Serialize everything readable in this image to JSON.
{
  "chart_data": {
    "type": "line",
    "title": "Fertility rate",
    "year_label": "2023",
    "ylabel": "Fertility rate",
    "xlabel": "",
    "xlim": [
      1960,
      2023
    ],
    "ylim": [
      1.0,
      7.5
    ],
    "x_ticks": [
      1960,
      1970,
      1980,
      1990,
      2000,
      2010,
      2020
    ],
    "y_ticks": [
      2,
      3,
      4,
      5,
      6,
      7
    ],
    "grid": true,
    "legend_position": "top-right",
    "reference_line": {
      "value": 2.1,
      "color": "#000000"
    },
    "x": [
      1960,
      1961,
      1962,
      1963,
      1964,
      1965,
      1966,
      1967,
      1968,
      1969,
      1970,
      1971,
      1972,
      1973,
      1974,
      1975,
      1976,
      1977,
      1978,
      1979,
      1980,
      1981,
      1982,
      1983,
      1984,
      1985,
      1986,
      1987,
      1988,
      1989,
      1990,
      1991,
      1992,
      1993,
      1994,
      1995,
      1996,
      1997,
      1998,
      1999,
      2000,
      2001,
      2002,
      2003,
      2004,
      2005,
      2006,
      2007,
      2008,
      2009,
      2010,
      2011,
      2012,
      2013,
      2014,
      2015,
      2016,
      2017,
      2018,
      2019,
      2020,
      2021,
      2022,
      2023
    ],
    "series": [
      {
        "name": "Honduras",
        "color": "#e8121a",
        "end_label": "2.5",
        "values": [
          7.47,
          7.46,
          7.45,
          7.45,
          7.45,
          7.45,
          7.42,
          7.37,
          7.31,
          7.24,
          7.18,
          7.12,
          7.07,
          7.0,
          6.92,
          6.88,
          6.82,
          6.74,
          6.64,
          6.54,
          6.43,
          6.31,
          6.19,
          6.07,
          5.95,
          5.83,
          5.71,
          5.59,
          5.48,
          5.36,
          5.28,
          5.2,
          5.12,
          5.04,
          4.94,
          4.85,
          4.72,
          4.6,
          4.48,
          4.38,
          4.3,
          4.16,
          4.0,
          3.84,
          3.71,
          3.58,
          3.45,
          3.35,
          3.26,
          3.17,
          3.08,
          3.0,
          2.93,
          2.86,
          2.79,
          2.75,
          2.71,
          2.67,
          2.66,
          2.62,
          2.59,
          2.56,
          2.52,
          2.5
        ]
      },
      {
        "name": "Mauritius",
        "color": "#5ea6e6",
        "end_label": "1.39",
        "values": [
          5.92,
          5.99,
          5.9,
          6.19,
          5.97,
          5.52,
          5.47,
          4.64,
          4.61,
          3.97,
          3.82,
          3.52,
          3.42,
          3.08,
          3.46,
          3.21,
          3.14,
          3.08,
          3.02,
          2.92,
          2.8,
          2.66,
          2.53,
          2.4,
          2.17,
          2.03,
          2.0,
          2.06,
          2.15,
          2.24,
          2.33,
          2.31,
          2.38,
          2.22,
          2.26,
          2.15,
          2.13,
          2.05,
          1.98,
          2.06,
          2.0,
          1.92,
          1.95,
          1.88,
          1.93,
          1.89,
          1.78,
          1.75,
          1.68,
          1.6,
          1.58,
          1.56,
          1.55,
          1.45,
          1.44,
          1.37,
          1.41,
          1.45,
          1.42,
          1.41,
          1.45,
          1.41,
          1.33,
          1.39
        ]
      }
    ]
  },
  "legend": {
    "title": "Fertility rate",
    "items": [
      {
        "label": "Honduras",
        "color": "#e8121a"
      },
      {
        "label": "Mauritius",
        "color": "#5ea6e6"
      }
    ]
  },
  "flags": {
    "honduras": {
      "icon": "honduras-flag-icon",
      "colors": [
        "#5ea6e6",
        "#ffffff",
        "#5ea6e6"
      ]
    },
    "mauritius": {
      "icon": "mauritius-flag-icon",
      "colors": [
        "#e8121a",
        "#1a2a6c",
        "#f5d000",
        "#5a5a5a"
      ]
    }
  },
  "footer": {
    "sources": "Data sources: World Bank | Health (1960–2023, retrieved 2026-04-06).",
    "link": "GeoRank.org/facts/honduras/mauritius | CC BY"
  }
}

- EXERCISE
Please restate the whole listing word for word.

- EXPECTED ANSWER
Serialize everything readable in this image to JSON.
{
  "chart_data": {
    "type": "line",
    "title": "Fertility rate",
    "year_label": "2023",
    "ylabel": "Fertility rate",
    "xlabel": "",
    "xlim": [
      1960,
      2023
    ],
    "ylim": [
      1.0,
      7.5
    ],
    "x_ticks": [
      1960,
      1970,
      1980,
      1990,
      2000,
      2010,
      2020
    ],
    "y_ticks": [
      2,
      3,
      4,
      5,
      6,
      7
    ],
    "grid": true,
    "legend_position": "top-right",
    "reference_line": {
      "value": 2.1,
      "color": "#000000"
    },
    "x": [
      1960,
      1961,
      1962,
      1963,
      1964,
      1965,
      1966,
      1967,
      1968,
      1969,
      1970,
      1971,
      1972,
      1973,
      1974,
      1975,
      1976,
      1977,
      1978,
      1979,
      1980,
      1981,
      1982,
      1983,
      1984,
      1985,
      1986,
      1987,
      1988,
      1989,
      1990,
      1991,
      1992,
      1993,
      1994,
      1995,
      1996,
      1997,
      1998,
      1999,
      2000,
      2001,
      2002,
      2003,
      2004,
      2005,
      2006,
      2007,
      2008,
      2009,
      2010,
      2011,
      2012,
      2013,
      2014,
      2015,
      2016,
      2017,
      2018,
      2019,
      2020,
      2021,
      2022,
      2023
    ],
    "series": [
      {
        "name": "Honduras",
        "color": "#e8121a",
        "end_label": "2.5",
        "values": [
          7.47,
          7.46,
          7.45,
          7.45,
          7.45,
          7.45,
          7.42,
          7.37,
          7.31,
          7.24,
          7.18,
          7.12,
          7.07,
          7.0,
          6.92,
          6.88,
          6.82,
          6.74,
          6.64,
          6.54,
          6.43,
          6.31,
          6.19,
          6.07,
          5.95,
          5.83,
          5.71,
          5.59,
          5.48,
          5.36,
          5.28,
          5.2,
          5.12,
          5.04,
          4.94,
          4.85,
          4.72,
          4.6,
          4.48,
          4.38,
          4.3,
          4.16,
          4.0,
          3.84,
          3.71,
          3.58,
          3.45,
          3.35,
          3.26,
          3.17,
          3.08,
          3.0,
          2.93,
          2.86,
          2.79,
          2.75,
          2.71,
          2.67,
          2.66,
          2.62,
          2.59,
          2.56,
          2.52,
          2.5
        ]
      },
      {
        "name": "Mauritius",
        "color": "#5ea6e6",
        "end_label": "1.39",
        "values": [
          5.92,
          5.99,
          5.9,
          6.19,
          5.97,
          5.52,
          5.47,
          4.64,
          4.61,
          3.97,
          3.82,
          3.52,
          3.42,
          3.08,
          3.46,
          3.21,
          3.14,
          3.08,
          3.02,
          2.92,
          2.8,
          2.66,
          2.53,
          2.4,
          2.17,
          2.03,
          2.0,
          2.06,
          2.15,
          2.24,
          2.33,
          2.31,
          2.38,
          2.22,
          2.26,
          2.15,
          2.13,
          2.05,
          1.98,
          2.06,
          2.0,
          1.92,
          1.95,
          1.88,
          1.93,
          1.89,
          1.78,
          1.75,
          1.68,
          1.6,
          1.58,
          1.56,
          1.55,
          1.45,
          1.44,
          1.37,
          1.41,
          1.45,
          1.42,
          1.41,
          1.45,
          1.41,
          1.33,
          1.39
        ]
      }
    ]
  },
  "legend": {
    "title": "Fertility rate",
    "items": [
      {
        "label": "Honduras",
        "color": "#e8121a"
      },
      {
        "label": "Mauritius",
        "color": "#5ea6e6"
      }
    ]
  },
  "flags": {
    "honduras": {
      "icon": "honduras-flag-icon",
      "colors": [
        "#5ea6e6",
        "#ffffff",
        "#5ea6e6"
      ]
    },
    "mauritius": {
      "icon": "mauritius-flag-icon",
      "colors": [
        "#e8121a",
        "#1a2a6c",
        "#f5d000",
        "#5a5a5a"
      ]
    }
  },
  "footer": {
    "sources": "Data sources: World Bank | Health (1960–2023, retrieved 2026-04-06).",
    "link": "GeoRank.org/facts/honduras/mauritius | CC BY"
  }
}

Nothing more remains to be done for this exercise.